[Start Material provided]

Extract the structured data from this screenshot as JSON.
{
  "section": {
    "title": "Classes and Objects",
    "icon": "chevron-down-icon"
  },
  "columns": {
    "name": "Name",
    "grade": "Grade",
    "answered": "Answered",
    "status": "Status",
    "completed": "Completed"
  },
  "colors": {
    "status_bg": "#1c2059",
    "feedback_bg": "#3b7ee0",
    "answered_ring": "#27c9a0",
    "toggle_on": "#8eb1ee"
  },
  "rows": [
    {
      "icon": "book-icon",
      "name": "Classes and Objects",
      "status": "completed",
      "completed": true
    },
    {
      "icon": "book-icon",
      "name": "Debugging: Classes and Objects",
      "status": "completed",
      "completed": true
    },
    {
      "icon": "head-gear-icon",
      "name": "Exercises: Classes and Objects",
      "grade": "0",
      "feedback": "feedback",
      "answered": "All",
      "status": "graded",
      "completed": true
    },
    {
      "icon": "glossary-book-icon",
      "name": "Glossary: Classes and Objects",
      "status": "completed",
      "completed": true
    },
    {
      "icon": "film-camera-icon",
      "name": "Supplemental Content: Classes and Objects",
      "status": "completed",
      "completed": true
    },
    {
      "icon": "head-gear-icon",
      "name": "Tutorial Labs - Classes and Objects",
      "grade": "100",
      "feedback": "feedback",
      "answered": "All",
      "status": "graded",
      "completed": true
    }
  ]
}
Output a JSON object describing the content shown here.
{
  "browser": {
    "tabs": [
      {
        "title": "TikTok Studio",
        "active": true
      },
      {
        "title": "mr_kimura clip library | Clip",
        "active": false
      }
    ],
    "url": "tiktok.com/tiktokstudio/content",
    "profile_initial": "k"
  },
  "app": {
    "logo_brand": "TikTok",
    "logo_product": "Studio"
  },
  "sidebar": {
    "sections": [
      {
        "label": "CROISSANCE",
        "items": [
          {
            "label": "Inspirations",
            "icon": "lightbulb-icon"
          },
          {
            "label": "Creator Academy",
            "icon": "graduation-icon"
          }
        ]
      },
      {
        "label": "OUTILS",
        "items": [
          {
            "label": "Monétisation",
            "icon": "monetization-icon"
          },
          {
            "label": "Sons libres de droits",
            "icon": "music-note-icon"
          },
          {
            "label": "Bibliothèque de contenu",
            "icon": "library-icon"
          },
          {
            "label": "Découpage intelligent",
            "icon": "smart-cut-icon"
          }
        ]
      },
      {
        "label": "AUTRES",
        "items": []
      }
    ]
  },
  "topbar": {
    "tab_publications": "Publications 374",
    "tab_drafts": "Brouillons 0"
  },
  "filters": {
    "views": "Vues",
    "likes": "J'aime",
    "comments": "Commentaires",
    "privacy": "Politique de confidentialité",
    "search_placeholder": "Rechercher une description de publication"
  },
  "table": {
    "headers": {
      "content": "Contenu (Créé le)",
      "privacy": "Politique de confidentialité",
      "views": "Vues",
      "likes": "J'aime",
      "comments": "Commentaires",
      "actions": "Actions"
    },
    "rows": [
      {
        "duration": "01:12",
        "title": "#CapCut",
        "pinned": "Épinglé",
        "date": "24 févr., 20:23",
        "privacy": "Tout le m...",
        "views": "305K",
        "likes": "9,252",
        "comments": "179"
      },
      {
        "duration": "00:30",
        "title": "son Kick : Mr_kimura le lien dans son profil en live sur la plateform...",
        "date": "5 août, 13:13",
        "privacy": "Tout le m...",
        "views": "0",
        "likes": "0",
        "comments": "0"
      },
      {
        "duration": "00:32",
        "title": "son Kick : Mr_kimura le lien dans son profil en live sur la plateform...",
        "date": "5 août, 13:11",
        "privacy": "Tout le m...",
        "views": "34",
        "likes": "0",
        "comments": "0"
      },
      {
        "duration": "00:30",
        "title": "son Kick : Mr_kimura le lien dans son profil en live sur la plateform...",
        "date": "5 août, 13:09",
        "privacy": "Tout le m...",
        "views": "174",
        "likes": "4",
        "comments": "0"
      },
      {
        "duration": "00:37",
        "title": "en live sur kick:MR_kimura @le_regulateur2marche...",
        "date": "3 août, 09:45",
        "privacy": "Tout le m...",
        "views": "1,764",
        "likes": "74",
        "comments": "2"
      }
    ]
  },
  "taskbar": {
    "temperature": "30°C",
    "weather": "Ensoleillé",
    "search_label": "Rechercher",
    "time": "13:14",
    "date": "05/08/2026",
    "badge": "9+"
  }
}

[End Material provided]

== Goal ==
Write the complete data out, exactly as above.

== Exercise answer ==
Extract the structured data from this screenshot as JSON.
{
  "section": {
    "title": "Classes and Objects",
    "icon": "chevron-down-icon"
  },
  "columns": {
    "name": "Name",
    "grade": "Grade",
    "answered": "Answered",
    "status": "Status",
    "completed": "Completed"
  },
  "colors": {
    "status_bg": "#1c2059",
    "feedback_bg": "#3b7ee0",
    "answered_ring": "#27c9a0",
    "toggle_on": "#8eb1ee"
  },
  "rows": [
    {
      "icon": "book-icon",
      "name": "Classes and Objects",
      "status": "completed",
      "completed": true
    },
    {
      "icon": "book-icon",
      "name": "Debugging: Classes and Objects",
      "status": "completed",
      "completed": true
    },
    {
      "icon": "head-gear-icon",
      "name": "Exercises: Classes and Objects",
      "grade": "0",
      "feedback": "feedback",
      "answered": "All",
      "status": "graded",
      "completed": true
    },
    {
      "icon": "glossary-book-icon",
      "name": "Glossary: Classes and Objects",
      "status": "completed",
      "completed": true
    },
    {
      "icon": "film-camera-icon",
      "name": "Supplemental Content: Classes and Objects",
      "status": "completed",
      "completed": true
    },
    {
      "icon": "head-gear-icon",
      "name": "Tutorial Labs - Classes and Objects",
      "grade": "100",
      "feedback": "feedback",
      "answered": "All",
      "status": "graded",
      "completed": true
    }
  ]
}
Output a JSON object describing the content shown here.
{
  "browser": {
    "tabs": [
      {
        "title": "TikTok Studio",
        "active": true
      },
      {
        "title": "mr_kimura clip library | Clip",
        "active": false
      }
    ],
    "url": "tiktok.com/tiktokstudio/content",
    "profile_initial": "k"
  },
  "app": {
    "logo_brand": "TikTok",
    "logo_product": "Studio"
  },
  "sidebar": {
    "sections": [
      {
        "label": "CROISSANCE",
        "items": [
          {
            "label": "Inspirations",
            "icon": "lightbulb-icon"
          },
          {
            "label": "Creator Academy",
            "icon": "graduation-icon"
          }
        ]
      },
      {
        "label": "OUTILS",
        "items": [
          {
            "label": "Monétisation",
            "icon": "monetization-icon"
          },
          {
            "label": "Sons libres de droits",
            "icon": "music-note-icon"
          },
          {
            "label": "Bibliothèque de contenu",
            "icon": "library-icon"
          },
          {
            "label": "Découpage intelligent",
            "icon": "smart-cut-icon"
          }
        ]
      },
      {
        "label": "AUTRES",
        "items": []
      }
    ]
  },
  "topbar": {
    "tab_publications": "Publications 374",
    "tab_drafts": "Brouillons 0"
  },
  "filters": {
    "views": "Vues",
    "likes": "J'aime",
    "comments": "Commentaires",
    "privacy": "Politique de confidentialité",
    "search_placeholder": "Rechercher une description de publication"
  },
  "table": {
    "headers": {
      "content": "Contenu (Créé le)",
      "privacy": "Politique de confidentialité",
      "views": "Vues",
      "likes": "J'aime",
      "comments": "Commentaires",
      "actions": "Actions"
    },
    "rows": [
      {
        "duration": "01:12",
        "title": "#CapCut",
        "pinned": "Épinglé",
        "date": "24 févr., 20:23",
        "privacy": "Tout le m...",
        "views": "305K",
        "likes": "9,252",
        "comments": "179"
      },
      {
        "duration": "00:30",
        "title": "son Kick : Mr_kimura le lien dans son profil en live sur la plateform...",
        "date": "5 août, 13:13",
        "privacy": "Tout le m...",
        "views": "0",
        "likes": "0",
        "comments": "0"
      },
      {
        "duration": "00:32",
        "title": "son Kick : Mr_kimura le lien dans son profil en live sur la plateform...",
        "date": "5 août, 13:11",
        "privacy": "Tout le m...",
        "views": "34",
        "likes": "0",
        "comments": "0"
      },
      {
        "duration": "00:30",
        "title": "son Kick : Mr_kimura le lien dans son profil en live sur la plateform...",
        "date": "5 août, 13:09",
        "privacy": "Tout le m...",
        "views": "174",
        "likes": "4",
        "comments": "0"
      },
      {
        "duration": "00:37",
        "title": "en live sur kick:MR_kimura @le_regulateur2marche...",
        "date": "3 août, 09:45",
        "privacy": "Tout le m...",
        "views": "1,764",
        "likes": "74",
        "comments": "2"
      }
    ]
  },
  "taskbar": {
    "temperature": "30°C",
    "weather": "Ensoleillé",
    "search_label": "Rechercher",
    "time": "13:14",
    "date": "05/08/2026",
    "badge": "9+"
  }
}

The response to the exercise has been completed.